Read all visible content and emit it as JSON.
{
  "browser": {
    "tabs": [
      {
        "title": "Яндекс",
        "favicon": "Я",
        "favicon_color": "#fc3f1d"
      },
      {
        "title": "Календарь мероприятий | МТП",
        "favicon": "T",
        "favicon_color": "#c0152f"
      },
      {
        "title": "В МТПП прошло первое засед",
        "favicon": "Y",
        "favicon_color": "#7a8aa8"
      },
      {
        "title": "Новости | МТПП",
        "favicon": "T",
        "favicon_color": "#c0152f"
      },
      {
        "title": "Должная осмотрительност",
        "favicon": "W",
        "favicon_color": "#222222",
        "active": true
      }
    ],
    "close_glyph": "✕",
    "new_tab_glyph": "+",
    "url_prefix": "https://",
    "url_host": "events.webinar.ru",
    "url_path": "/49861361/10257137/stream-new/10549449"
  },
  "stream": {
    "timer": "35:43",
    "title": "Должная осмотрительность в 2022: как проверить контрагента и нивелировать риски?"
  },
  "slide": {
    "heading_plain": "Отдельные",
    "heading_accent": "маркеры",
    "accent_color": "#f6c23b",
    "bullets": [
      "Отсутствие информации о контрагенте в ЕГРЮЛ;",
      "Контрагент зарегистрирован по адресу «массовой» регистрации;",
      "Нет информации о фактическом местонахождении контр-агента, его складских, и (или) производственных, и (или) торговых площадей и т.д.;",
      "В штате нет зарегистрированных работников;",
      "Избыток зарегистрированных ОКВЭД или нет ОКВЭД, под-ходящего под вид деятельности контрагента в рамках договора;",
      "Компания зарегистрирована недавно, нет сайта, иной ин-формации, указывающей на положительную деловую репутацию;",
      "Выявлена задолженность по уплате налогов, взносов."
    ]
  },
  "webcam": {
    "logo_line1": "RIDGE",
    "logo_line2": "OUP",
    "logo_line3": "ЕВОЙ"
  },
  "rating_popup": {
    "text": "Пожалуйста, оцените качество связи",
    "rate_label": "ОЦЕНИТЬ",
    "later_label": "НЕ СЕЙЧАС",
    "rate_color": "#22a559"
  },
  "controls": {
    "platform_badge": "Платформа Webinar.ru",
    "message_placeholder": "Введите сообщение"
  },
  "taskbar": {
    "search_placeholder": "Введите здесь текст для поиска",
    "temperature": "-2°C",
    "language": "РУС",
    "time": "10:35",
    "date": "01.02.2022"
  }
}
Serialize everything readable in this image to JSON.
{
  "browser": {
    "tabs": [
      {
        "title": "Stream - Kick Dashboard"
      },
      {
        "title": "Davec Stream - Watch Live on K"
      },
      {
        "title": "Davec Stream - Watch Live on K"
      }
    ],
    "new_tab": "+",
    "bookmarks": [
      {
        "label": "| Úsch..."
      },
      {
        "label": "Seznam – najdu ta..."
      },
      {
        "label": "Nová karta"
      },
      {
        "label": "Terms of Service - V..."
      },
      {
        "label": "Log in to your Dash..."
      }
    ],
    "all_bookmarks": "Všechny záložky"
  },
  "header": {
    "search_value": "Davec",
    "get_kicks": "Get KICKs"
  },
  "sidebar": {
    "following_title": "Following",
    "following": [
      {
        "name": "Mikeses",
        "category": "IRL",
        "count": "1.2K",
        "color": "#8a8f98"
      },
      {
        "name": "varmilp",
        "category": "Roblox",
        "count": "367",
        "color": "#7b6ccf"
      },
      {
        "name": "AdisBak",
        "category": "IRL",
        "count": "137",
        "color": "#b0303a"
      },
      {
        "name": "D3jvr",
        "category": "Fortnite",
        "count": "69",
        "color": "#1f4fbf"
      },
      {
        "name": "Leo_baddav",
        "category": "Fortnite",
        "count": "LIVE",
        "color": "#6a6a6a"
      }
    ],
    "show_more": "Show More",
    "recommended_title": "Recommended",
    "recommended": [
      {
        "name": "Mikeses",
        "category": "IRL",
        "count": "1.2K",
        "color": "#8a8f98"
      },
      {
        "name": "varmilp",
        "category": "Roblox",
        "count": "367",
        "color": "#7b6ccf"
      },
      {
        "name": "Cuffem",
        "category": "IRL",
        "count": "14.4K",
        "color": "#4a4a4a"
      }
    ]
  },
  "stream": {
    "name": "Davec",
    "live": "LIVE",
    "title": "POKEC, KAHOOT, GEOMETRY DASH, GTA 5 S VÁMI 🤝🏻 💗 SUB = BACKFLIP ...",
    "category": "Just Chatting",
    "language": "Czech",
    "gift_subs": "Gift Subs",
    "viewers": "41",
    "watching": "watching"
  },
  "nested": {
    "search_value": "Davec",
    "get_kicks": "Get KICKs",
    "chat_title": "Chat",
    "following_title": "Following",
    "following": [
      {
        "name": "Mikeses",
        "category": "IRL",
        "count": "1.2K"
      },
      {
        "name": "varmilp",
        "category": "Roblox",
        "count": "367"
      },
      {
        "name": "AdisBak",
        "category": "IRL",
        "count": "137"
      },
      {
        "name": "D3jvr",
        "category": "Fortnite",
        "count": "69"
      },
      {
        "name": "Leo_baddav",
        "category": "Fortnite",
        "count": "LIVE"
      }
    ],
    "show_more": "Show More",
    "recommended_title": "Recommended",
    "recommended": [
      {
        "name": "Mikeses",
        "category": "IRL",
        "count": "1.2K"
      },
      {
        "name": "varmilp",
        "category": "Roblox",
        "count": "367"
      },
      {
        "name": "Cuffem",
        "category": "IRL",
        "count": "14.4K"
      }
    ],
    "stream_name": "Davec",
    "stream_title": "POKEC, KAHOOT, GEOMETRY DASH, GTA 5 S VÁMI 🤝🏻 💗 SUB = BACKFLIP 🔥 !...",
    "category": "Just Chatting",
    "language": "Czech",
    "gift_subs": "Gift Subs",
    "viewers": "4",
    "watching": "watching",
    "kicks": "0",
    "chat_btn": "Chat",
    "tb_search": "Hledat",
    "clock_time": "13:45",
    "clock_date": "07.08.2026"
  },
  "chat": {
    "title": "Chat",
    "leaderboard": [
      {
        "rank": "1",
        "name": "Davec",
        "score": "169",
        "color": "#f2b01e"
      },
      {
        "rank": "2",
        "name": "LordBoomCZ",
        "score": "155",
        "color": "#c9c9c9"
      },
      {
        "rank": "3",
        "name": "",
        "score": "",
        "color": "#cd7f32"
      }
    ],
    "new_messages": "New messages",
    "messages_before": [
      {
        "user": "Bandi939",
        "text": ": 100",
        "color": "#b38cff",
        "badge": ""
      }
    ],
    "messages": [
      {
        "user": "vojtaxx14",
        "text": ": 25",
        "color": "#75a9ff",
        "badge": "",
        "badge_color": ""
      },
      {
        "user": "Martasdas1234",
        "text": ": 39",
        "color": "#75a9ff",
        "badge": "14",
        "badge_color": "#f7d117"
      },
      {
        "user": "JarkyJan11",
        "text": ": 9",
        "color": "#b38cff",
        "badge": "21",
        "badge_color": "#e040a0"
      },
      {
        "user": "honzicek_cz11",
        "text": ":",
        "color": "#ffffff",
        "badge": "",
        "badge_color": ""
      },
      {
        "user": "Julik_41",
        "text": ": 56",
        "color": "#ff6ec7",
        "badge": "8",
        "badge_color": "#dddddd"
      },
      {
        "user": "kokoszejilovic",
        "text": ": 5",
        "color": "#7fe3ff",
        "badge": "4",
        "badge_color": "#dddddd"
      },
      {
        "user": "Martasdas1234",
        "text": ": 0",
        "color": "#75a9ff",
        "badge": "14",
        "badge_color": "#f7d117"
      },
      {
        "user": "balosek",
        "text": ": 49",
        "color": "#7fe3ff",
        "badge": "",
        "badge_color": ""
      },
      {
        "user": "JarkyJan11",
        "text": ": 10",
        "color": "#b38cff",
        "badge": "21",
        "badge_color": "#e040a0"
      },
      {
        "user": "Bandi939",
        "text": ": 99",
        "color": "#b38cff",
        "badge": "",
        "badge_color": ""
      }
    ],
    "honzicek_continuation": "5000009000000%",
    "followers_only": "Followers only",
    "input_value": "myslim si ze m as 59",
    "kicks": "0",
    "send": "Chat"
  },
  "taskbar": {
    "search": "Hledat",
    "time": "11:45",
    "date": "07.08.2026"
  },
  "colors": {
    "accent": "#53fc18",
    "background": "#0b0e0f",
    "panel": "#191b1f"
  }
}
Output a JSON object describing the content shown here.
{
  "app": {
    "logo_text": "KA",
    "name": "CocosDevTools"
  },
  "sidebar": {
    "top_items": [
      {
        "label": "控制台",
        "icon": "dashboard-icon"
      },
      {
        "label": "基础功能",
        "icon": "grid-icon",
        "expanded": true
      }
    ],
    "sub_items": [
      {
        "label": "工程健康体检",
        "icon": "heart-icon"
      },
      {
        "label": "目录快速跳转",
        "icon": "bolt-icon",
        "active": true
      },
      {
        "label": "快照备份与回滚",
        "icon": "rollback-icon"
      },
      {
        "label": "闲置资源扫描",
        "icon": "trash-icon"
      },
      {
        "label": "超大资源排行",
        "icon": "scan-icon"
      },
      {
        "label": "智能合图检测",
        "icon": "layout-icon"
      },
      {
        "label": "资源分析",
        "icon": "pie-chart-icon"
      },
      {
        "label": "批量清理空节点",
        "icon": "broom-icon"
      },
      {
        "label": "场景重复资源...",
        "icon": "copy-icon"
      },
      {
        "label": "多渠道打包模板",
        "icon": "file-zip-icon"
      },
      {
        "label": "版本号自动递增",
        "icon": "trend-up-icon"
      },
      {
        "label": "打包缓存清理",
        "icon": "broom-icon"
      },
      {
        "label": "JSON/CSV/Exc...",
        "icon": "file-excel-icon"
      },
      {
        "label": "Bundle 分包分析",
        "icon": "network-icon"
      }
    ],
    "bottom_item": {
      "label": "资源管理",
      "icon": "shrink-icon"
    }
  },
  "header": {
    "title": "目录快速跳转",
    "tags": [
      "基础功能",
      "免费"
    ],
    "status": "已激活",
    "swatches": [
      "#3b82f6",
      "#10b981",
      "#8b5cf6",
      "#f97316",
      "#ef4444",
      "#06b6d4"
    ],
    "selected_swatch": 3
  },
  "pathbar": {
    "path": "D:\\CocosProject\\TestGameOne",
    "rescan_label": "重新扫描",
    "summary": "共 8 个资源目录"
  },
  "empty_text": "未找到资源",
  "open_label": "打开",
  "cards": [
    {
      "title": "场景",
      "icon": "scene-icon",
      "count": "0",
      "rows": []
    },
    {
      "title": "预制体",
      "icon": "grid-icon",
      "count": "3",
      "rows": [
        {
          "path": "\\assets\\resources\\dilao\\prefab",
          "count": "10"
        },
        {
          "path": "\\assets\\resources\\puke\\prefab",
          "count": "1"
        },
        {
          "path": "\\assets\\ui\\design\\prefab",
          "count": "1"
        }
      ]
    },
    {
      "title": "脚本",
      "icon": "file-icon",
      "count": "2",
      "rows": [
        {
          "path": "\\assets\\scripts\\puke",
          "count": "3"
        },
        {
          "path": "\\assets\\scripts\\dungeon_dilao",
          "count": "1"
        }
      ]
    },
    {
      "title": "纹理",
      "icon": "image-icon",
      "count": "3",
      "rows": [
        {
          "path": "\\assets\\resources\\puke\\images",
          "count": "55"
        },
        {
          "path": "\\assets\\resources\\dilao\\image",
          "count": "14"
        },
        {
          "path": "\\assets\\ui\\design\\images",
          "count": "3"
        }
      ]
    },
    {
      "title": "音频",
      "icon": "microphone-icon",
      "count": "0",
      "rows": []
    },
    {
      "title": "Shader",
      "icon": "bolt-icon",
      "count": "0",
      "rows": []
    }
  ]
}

» Directive
Count all lines of the data that include "prefab". The answer is the number alone.

» Worked answer
3